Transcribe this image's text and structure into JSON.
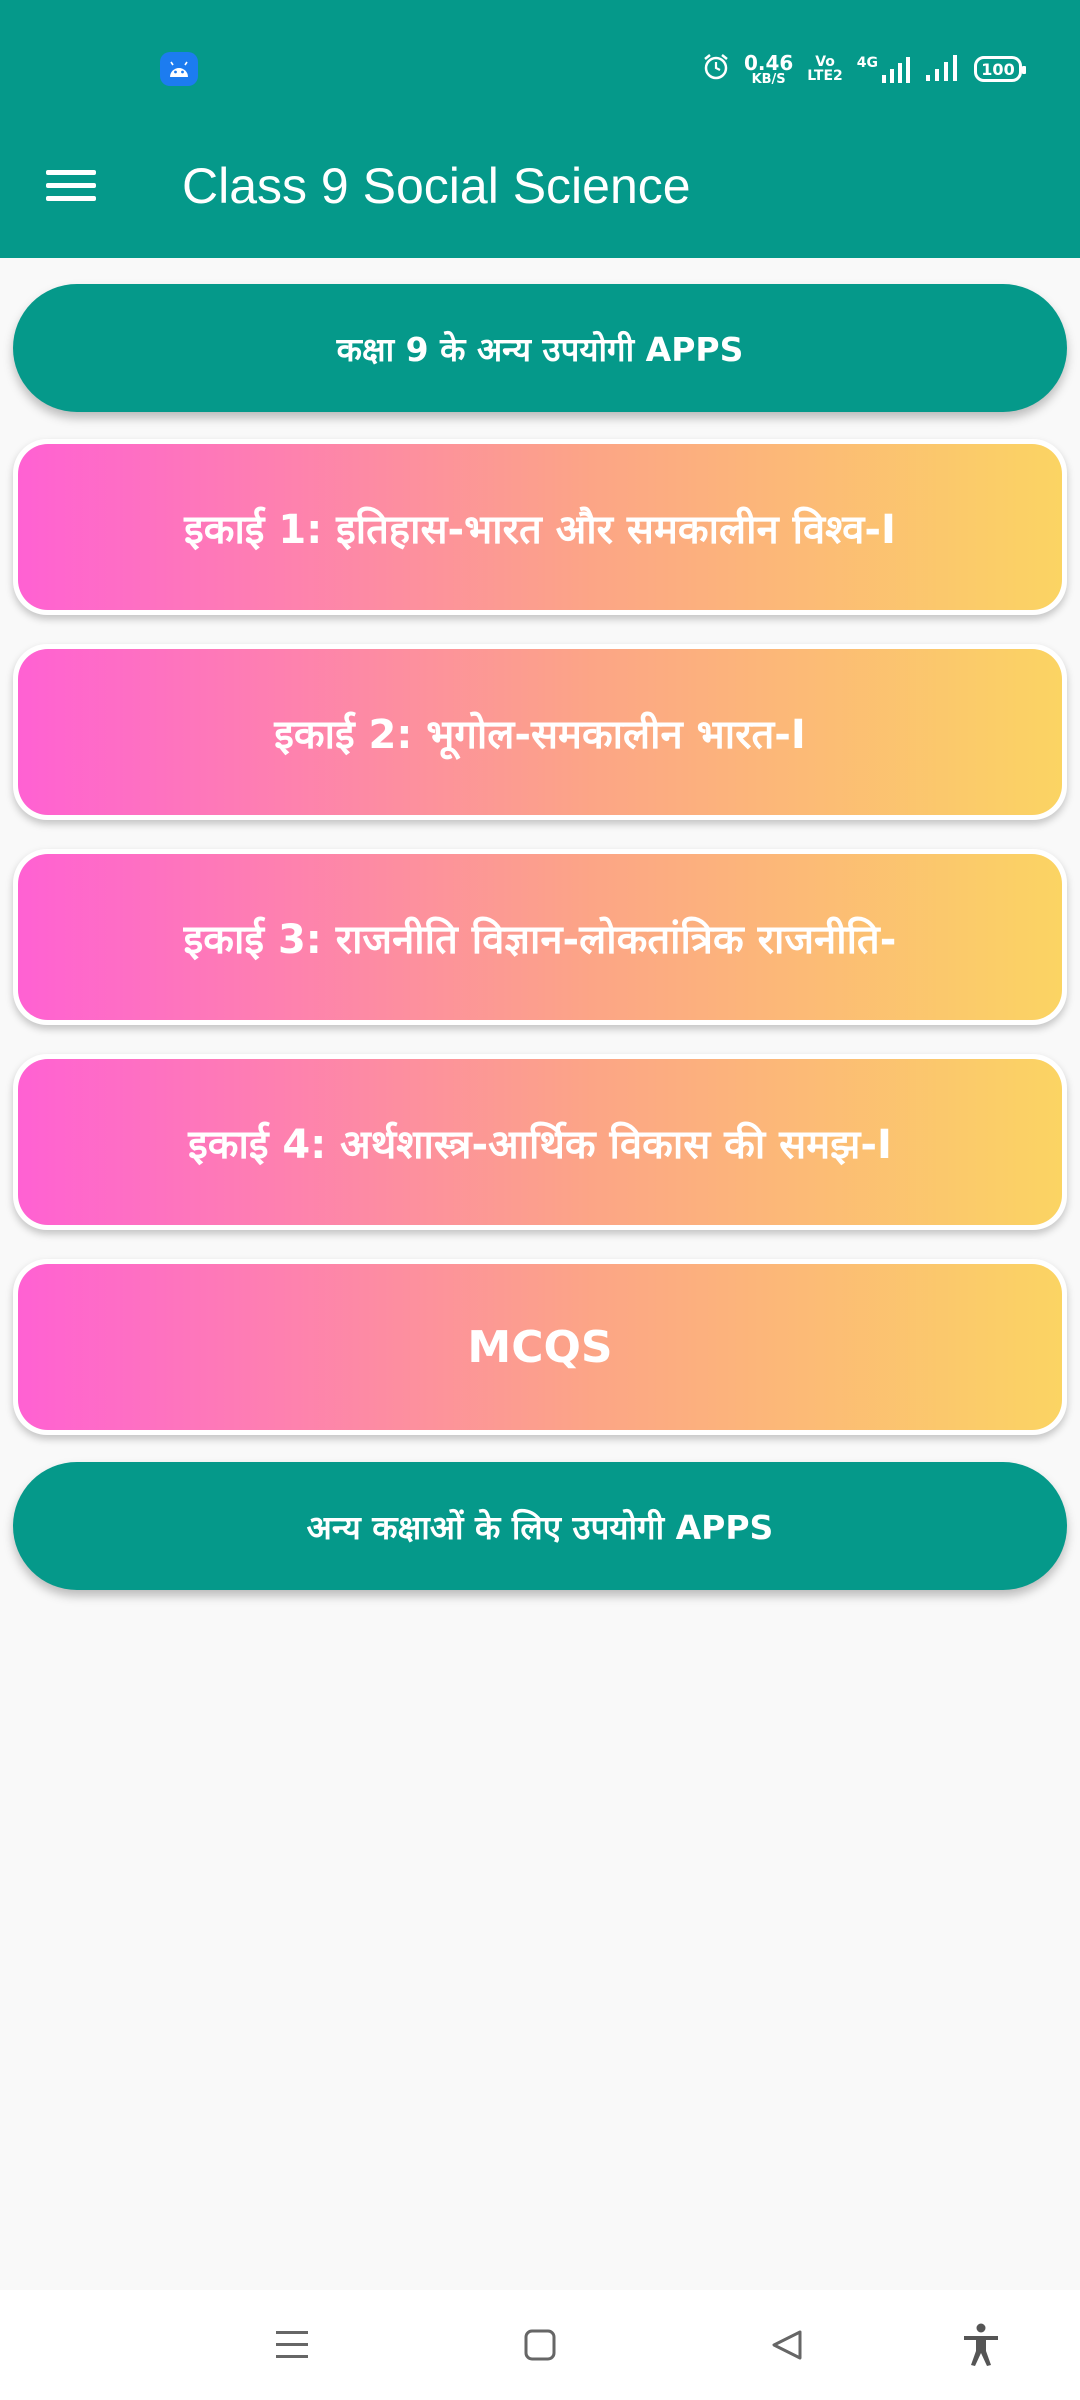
{
  "status_bar": {
    "speed_value": "0.46",
    "speed_unit": "KB/S",
    "volte_top": "Vo",
    "volte_bottom": "LTE2",
    "network": "4G",
    "battery": "100",
    "icons": [
      "android-icon",
      "alarm-icon",
      "signal-icon",
      "battery-icon"
    ]
  },
  "app_bar": {
    "title": "Class 9 Social Science",
    "menu_icon": "hamburger-menu-icon",
    "color": "#05998a"
  },
  "main": {
    "top_button": "कक्षा 9 के अन्य उपयोगी APPS",
    "units": [
      {
        "label": "इकाई 1: इतिहास-भारत और समकालीन विश्व-I"
      },
      {
        "label": "इकाई 2: भूगोल-समकालीन भारत-I"
      },
      {
        "label": "इकाई 3: राजनीति विज्ञान-लोकतांत्रिक राजनीति-"
      },
      {
        "label": "इकाई 4: अर्थशास्त्र-आर्थिक विकास की समझ-I"
      },
      {
        "label": "MCQS"
      }
    ],
    "bottom_button": "अन्य कक्षाओं के लिए उपयोगी APPS",
    "gradient": {
      "start": "#ff61d3",
      "end": "#fbd463"
    }
  },
  "nav_bar": {
    "buttons": [
      "recents-icon",
      "home-icon",
      "back-icon",
      "accessibility-icon"
    ]
  }
}
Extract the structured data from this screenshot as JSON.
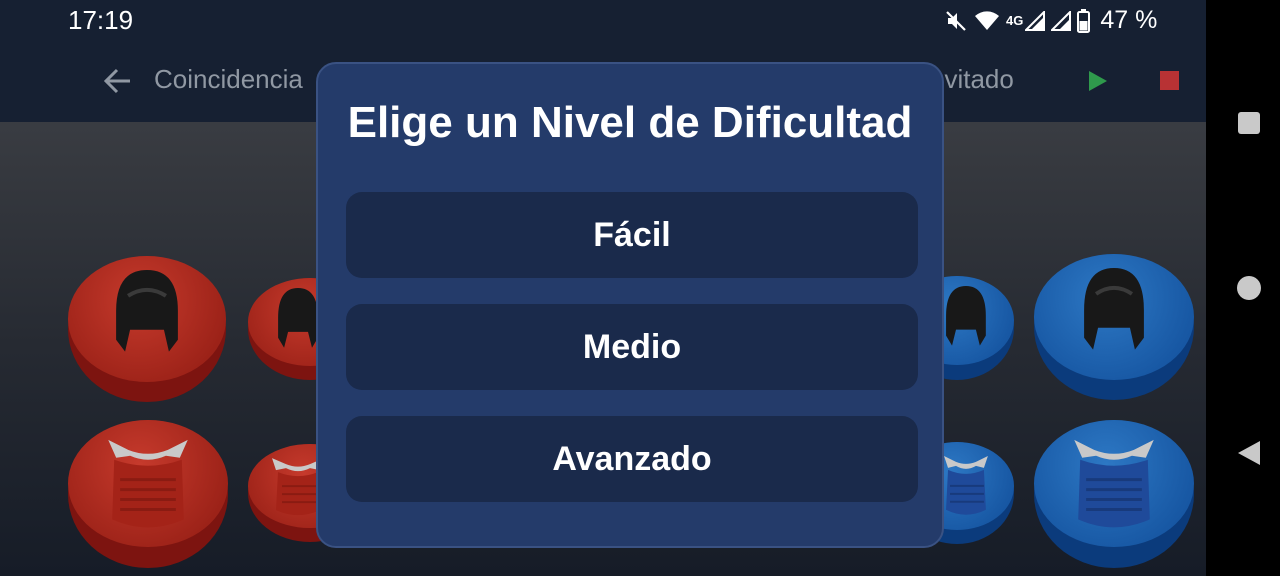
{
  "status_bar": {
    "time": "17:19",
    "network": "4G",
    "battery": "47 %"
  },
  "app_bar": {
    "title": "Coincidencia",
    "guest": "nvitado"
  },
  "dialog": {
    "title": "Elige un Nivel de Dificultad",
    "options": [
      {
        "label": "Fácil"
      },
      {
        "label": "Medio"
      },
      {
        "label": "Avanzado"
      }
    ]
  },
  "colors": {
    "red": "#b82a1e",
    "blue": "#1f67b6",
    "dialog": "#243b6a",
    "option": "#1a2a4b",
    "play": "#2f9a4c",
    "stop": "#b83234"
  },
  "icons": [
    "mute-icon",
    "wifi-icon",
    "signal-icon",
    "battery-icon",
    "back-arrow-icon",
    "play-icon",
    "stop-icon",
    "helmet-icon",
    "chest-protector-icon"
  ]
}
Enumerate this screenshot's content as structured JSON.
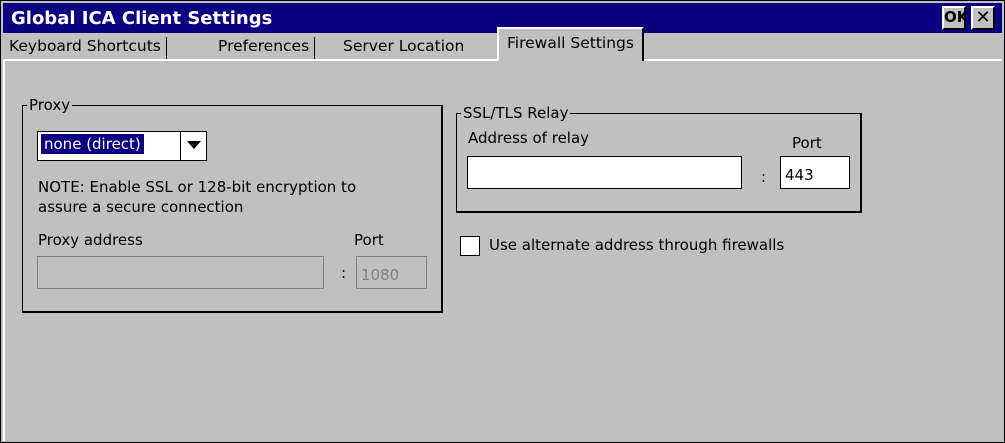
{
  "window": {
    "title": "Global ICA Client Settings",
    "ok_label": "OK",
    "close_label": "✕"
  },
  "tabs": [
    {
      "label": "Keyboard Shortcuts",
      "active": false
    },
    {
      "label": "Preferences",
      "active": false
    },
    {
      "label": "Server Location",
      "active": false
    },
    {
      "label": "Firewall Settings",
      "active": true
    }
  ],
  "proxy": {
    "group_label": "Proxy",
    "type_selected": "none (direct)",
    "note": "NOTE: Enable SSL or 128-bit encryption to assure a secure connection",
    "address_label": "Proxy address",
    "address_value": "",
    "port_label": "Port",
    "port_value": "1080",
    "colon": ":"
  },
  "ssl_relay": {
    "group_label": "SSL/TLS Relay",
    "address_label": "Address of relay",
    "address_value": "",
    "port_label": "Port",
    "port_value": "443",
    "colon": ":"
  },
  "alternate_address": {
    "label": "Use alternate address through firewalls",
    "checked": false
  }
}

• • • •

§ STATED TASK
Transcribe all of the material exactly, leaving out whatever pictures it contains.

§ SOLUTION BELOW
Transcribe this image's text and structure into JSON.
{
  "status_bar": {
    "speed_value": "0.46",
    "speed_unit": "KB/S",
    "volte_top": "Vo",
    "volte_bottom": "LTE2",
    "network": "4G",
    "battery": "100",
    "icons": [
      "android-icon",
      "alarm-icon",
      "signal-icon",
      "battery-icon"
    ]
  },
  "app_bar": {
    "title": "Class 9 Social Science",
    "menu_icon": "hamburger-menu-icon",
    "color": "#05998a"
  },
  "main": {
    "top_button": "कक्षा 9 के अन्य उपयोगी APPS",
    "units": [
      {
        "label": "इकाई 1: इतिहास-भारत और समकालीन विश्व-I"
      },
      {
        "label": "इकाई 2: भूगोल-समकालीन भारत-I"
      },
      {
        "label": "इकाई 3: राजनीति विज्ञान-लोकतांत्रिक राजनीति-"
      },
      {
        "label": "इकाई 4: अर्थशास्त्र-आर्थिक विकास की समझ-I"
      },
      {
        "label": "MCQS"
      }
    ],
    "bottom_button": "अन्य कक्षाओं के लिए उपयोगी APPS",
    "gradient": {
      "start": "#ff61d3",
      "end": "#fbd463"
    }
  },
  "nav_bar": {
    "buttons": [
      "recents-icon",
      "home-icon",
      "back-icon",
      "accessibility-icon"
    ]
  }
}
Extract the structured data from this screenshot as JSON.
{
  "status_bar": {
    "time": "17:19",
    "network": "4G",
    "battery": "47 %"
  },
  "app_bar": {
    "title": "Coincidencia",
    "guest": "nvitado"
  },
  "dialog": {
    "title": "Elige un Nivel de Dificultad",
    "options": [
      {
        "label": "Fácil"
      },
      {
        "label": "Medio"
      },
      {
        "label": "Avanzado"
      }
    ]
  },
  "colors": {
    "red": "#b82a1e",
    "blue": "#1f67b6",
    "dialog": "#243b6a",
    "option": "#1a2a4b",
    "play": "#2f9a4c",
    "stop": "#b83234"
  },
  "icons": [
    "mute-icon",
    "wifi-icon",
    "signal-icon",
    "battery-icon",
    "back-arrow-icon",
    "play-icon",
    "stop-icon",
    "helmet-icon",
    "chest-protector-icon"
  ]
}
Enumerate this screenshot's content as structured JSON.
{
  "window": {
    "title": "Global ICA Client Settings",
    "ok_label": "OK",
    "close_label": "✕"
  },
  "tabs": [
    {
      "label": "Keyboard Shortcuts",
      "active": false
    },
    {
      "label": "Preferences",
      "active": false
    },
    {
      "label": "Server Location",
      "active": false
    },
    {
      "label": "Firewall Settings",
      "active": true
    }
  ],
  "proxy": {
    "group_label": "Proxy",
    "type_selected": "none (direct)",
    "note": "NOTE: Enable SSL or 128-bit encryption to assure a secure connection",
    "address_label": "Proxy address",
    "address_value": "",
    "port_label": "Port",
    "port_value": "1080",
    "colon": ":"
  },
  "ssl_relay": {
    "group_label": "SSL/TLS Relay",
    "address_label": "Address of relay",
    "address_value": "",
    "port_label": "Port",
    "port_value": "443",
    "colon": ":"
  },
  "alternate_address": {
    "label": "Use alternate address through firewalls",
    "checked": false
  }
}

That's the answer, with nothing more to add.